Вечер начался удачно. Перед премьерой были исполнены два недавних сочинения: увертюра «Освящение дома» (Die Weihe des Hauses), которая была заказана два года назад для открытия другого венского концертного зала, и три части его великой Торжественной мессы ре мажор (Missa Solemnis). Началось исполнение новой симфонии, и Бетховен оказался самой яркой фигурой на сцене. Волосы и руки метались во все стороны. Как вспоминал один из скрипачей оркестра Йозеф Бем, «он бросался взад и вперед как безумный». Бем еще вспоминал, что композитор «вытягивался во весь свой рост, а в следующий момент сгибался до пола. Он размахивал руками и ногами, словно пытался играть на всех инструментах сразу и исполнять все партии хора». Хелен Гребнер, тогда молодая хористка, вспоминала, что Бетховен, видимо, не очень поспевал за темпом: хотя он, «казалось, следил за партитурой глазами, в конце каждой части переворачивал по несколько страниц сразу». Был случай, кажется, в конце второй части, когда контральто Каролин Унгер пришлось взять Бетховена за рукав, чтобы обратить его внимание на аплодисменты. В наше время публика сдерживается до конца исполнения произведения, а в те дни одобрение было принято выражать гораздо чаще. Бетховен, глядя на оркестр, очевидно, не слышал звуков из зала или был слишком поглощен чтением партитуры для адажио.

Неужели такое могло случиться? Или это просто миф, окрепший со временем?[43]43
  Самым авторитетным источником опять является Йозеф Бем. «Бетховен был настолько возбужден, что не замечал, что происходит вокруг него, не обращал никакого внимания на взрывы аплодисментов; впрочем, его глухота все равно не позволяла ему их услышать. Ему каждый раз приходилось указывать, когда следует откликнуться на аплодисменты, что он делал в самой неучтивой манере, какую только можно представить». Цит. по кн.: H. C. Robbins Landon. Beethoven: A Documentary Study (London, 1970). См. также: R. H. Schauffler, Beethoven: The Man Who Freed Music (New York, 1929); George R. Marek, Beethoven: Biography of a Genius (London, 1970); Barry Cooper, Beethoven (Oxford, 2000); Thomas Forrest Kelly, First Nights (Yale, 2000)

# [Задания]
[a] Перепечатайте из отрывка о премьере симфонии Бетховена всё, начиная со слов «Неужели такое могло» и вплоть до слов «Nights (Yale, 2000)».
[b] Кому, согласно отрывку о премьере симфонии Бетховена, пришлось взять композитора за рукав, чтобы обратить его внимание на аплодисменты?
[c] Продолжите отрывок о премьере симфонии Бетховена, начав сразу после последнего приведённого в нём предложения.

[Перечни областей и меток]
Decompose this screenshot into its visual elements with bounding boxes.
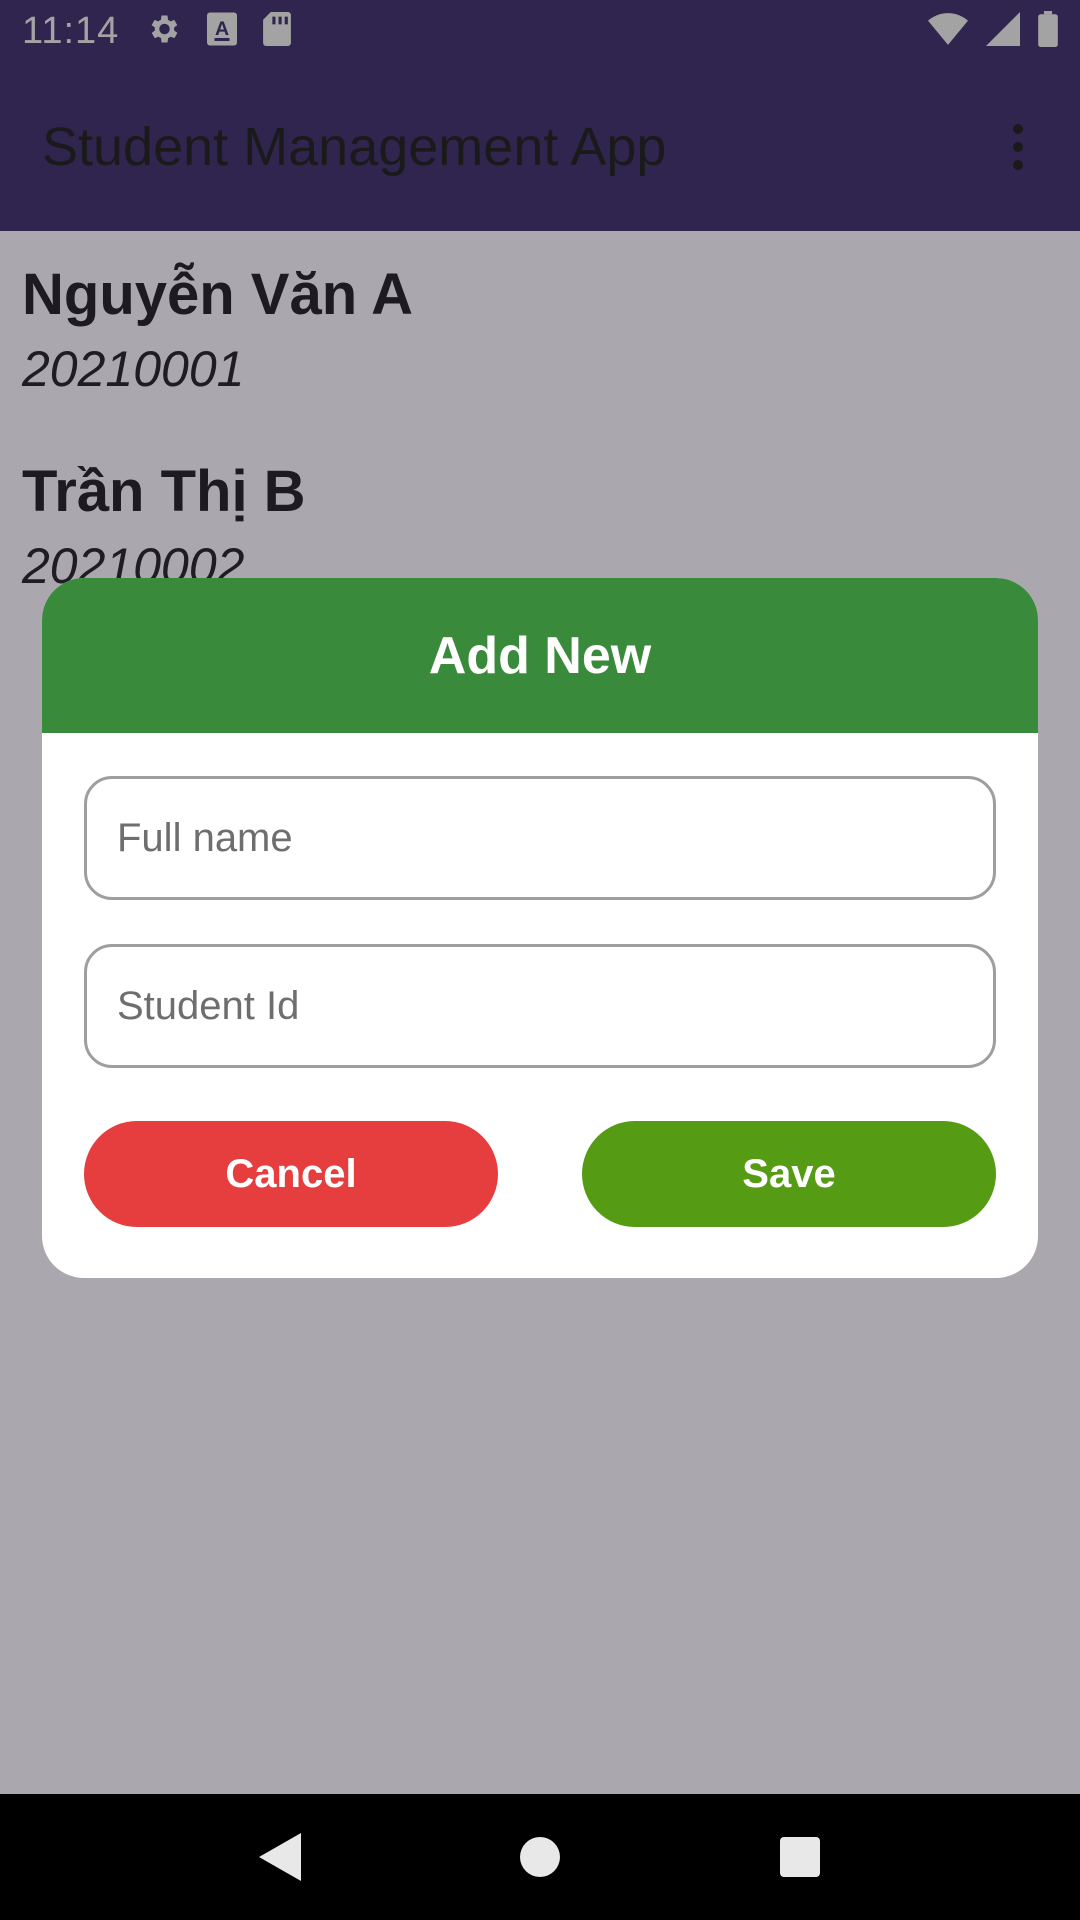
add-student-dialog: Add New Cancel Save [42,578,1038,1278]
screen: 11:14 A Student Management App Nguyễn Vă… [0,0,1080,1920]
home-icon[interactable] [495,1812,585,1902]
student-id-field[interactable] [84,944,996,1068]
save-button[interactable]: Save [582,1121,996,1227]
dialog-header: Add New [42,578,1038,733]
cancel-button[interactable]: Cancel [84,1121,498,1227]
dialog-title: Add New [428,626,652,685]
nav-bar [0,1794,1080,1920]
back-icon[interactable] [235,1812,325,1902]
student-id-input[interactable] [117,983,963,1029]
full-name-input[interactable] [117,815,963,861]
full-name-field[interactable] [84,776,996,900]
top-scrim [0,0,1080,231]
recents-icon[interactable] [755,1812,845,1902]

# [Ответы к заданиям]
[a]
Неужели такое могло случиться? Или это просто миф, окрепший со временем?[43]43
  Самым авторитетным источником опять является Йозеф Бем. «Бетховен был настолько возбужден, что не замечал, что происходит вокруг него, не обращал никакого внимания на взрывы аплодисментов; впрочем, его глухота все равно не позволяла ему их услышать. Ему каждый раз приходилось указывать, когда следует откликнуться на аплодисменты, что он делал в самой неучтивой манере, какую только можно представить». Цит. по кн.: H. C. Robbins Landon. Beethoven: A Documentary Study (London, 1970). См. также: R. H. Schauffler, Beethoven: The Man Who Freed Music (New York, 1929); George R. Marek, Beethoven: Biography of a Genius (London, 1970); Barry Cooper, Beethoven (Oxford, 2000); Thomas Forrest Kelly, First Nights (Yale, 2000)

[b] Контральто Каролин Унгер.

[c]
[Закрыть]
Само исполнение тоже вызвало ряд серьезных вопросов. Как мог совершенно глухой человек сочинить музыкальное произведение, которое почти у всех вызвало безумный восторг? Секретарь Бетховена Антон Шиндлер писал: «Никогда в жизни мне не доводилось слышать таких неистовых и горячих аплодисментов… Прием был более чем королевским – публика взрывалась бурей четыре раза»[44]44
  Шиндлер записал это в одной из 400 «разговорных тетрадей» Бетховена, с помощью которых посетители общались с композитором, когда он окончательно потерял слух.


[Закрыть]
. Обозреватель Wiener Allgemeine Musikalische Zeitung отметил, что «неистощимый гений» Бетховена «открыл перед нами новый мир». Буквально все – друзья, критики, сливки венского общества – в восторге бросали в воздух шляпы. Но услышали ли они то, что хотел композитор? И слышим ли мы?

Партитуру мы знаем. Первая часть в форме сонаты, которая никак не успокаивается, оркестр в стихийной битве с самим собой, нависающее напряжение первых нежных тактов вскоре сталкивается с мощным грозным крещендо, которое предвещает действие неудержимой эмоциональной силы. Вторая часть, скерцо, захватывающая мощь настойчивого ритма перед сдержанной и невероятно красивой мелодичностью третьей. А затем последняя фантастическая часть, завораживающий оптимизм шиллеровской «Оды к радости», громоподобной, как небеса, восторженная симфония в себе, которая, по словам немецкого музыкального критика Пауля Беккера, восходит «из области личного ощущения к космическому. Здесь изображена не жизнь, а ее вечный смысл».

Но насколько хорошо мы действительно знакомы с партитурой?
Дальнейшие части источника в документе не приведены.